* **Dataset content**
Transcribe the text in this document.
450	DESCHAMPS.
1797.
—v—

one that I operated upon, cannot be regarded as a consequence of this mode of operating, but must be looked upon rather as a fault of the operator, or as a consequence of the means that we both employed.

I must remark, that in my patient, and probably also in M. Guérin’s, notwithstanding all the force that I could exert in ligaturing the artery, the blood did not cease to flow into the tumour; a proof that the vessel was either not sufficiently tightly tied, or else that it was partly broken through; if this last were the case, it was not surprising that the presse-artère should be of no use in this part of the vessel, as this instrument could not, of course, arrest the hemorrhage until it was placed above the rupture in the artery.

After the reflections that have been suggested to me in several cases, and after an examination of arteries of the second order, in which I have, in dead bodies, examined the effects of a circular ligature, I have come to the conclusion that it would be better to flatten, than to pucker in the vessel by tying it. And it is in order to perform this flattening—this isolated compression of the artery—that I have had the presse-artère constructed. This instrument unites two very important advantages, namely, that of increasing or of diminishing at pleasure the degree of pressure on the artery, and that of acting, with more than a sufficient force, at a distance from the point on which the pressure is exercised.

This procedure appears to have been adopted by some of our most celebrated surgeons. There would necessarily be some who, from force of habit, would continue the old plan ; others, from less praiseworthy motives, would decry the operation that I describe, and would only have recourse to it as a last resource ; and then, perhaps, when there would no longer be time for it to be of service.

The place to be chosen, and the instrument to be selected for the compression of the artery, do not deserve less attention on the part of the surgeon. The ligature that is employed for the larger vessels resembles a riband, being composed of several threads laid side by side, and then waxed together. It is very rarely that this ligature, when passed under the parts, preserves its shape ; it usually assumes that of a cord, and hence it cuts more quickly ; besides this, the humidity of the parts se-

* **Task to carry out**
Using the listing above, retype each line exactly.

* **Problem solution**
Transcribe the text in this document.
450	DESCHAMPS.
1797.
—v—

one that I operated upon, cannot be regarded as a consequence of this mode of operating, but must be looked upon rather as a fault of the operator, or as a consequence of the means that we both employed.

I must remark, that in my patient, and probably also in M. Guérin’s, notwithstanding all the force that I could exert in ligaturing the artery, the blood did not cease to flow into the tumour; a proof that the vessel was either not sufficiently tightly tied, or else that it was partly broken through; if this last were the case, it was not surprising that the presse-artère should be of no use in this part of the vessel, as this instrument could not, of course, arrest the hemorrhage until it was placed above the rupture in the artery.

After the reflections that have been suggested to me in several cases, and after an examination of arteries of the second order, in which I have, in dead bodies, examined the effects of a circular ligature, I have come to the conclusion that it would be better to flatten, than to pucker in the vessel by tying it. And it is in order to perform this flattening—this isolated compression of the artery—that I have had the presse-artère constructed. This instrument unites two very important advantages, namely, that of increasing or of diminishing at pleasure the degree of pressure on the artery, and that of acting, with more than a sufficient force, at a distance from the point on which the pressure is exercised.

This procedure appears to have been adopted by some of our most celebrated surgeons. There would necessarily be some who, from force of habit, would continue the old plan ; others, from less praiseworthy motives, would decry the operation that I describe, and would only have recourse to it as a last resource ; and then, perhaps, when there would no longer be time for it to be of service.

The place to be chosen, and the instrument to be selected for the compression of the artery, do not deserve less attention on the part of the surgeon. The ligature that is employed for the larger vessels resembles a riband, being composed of several threads laid side by side, and then waxed together. It is very rarely that this ligature, when passed under the parts, preserves its shape ; it usually assumes that of a cord, and hence it cuts more quickly ; besides this, the humidity of the parts se-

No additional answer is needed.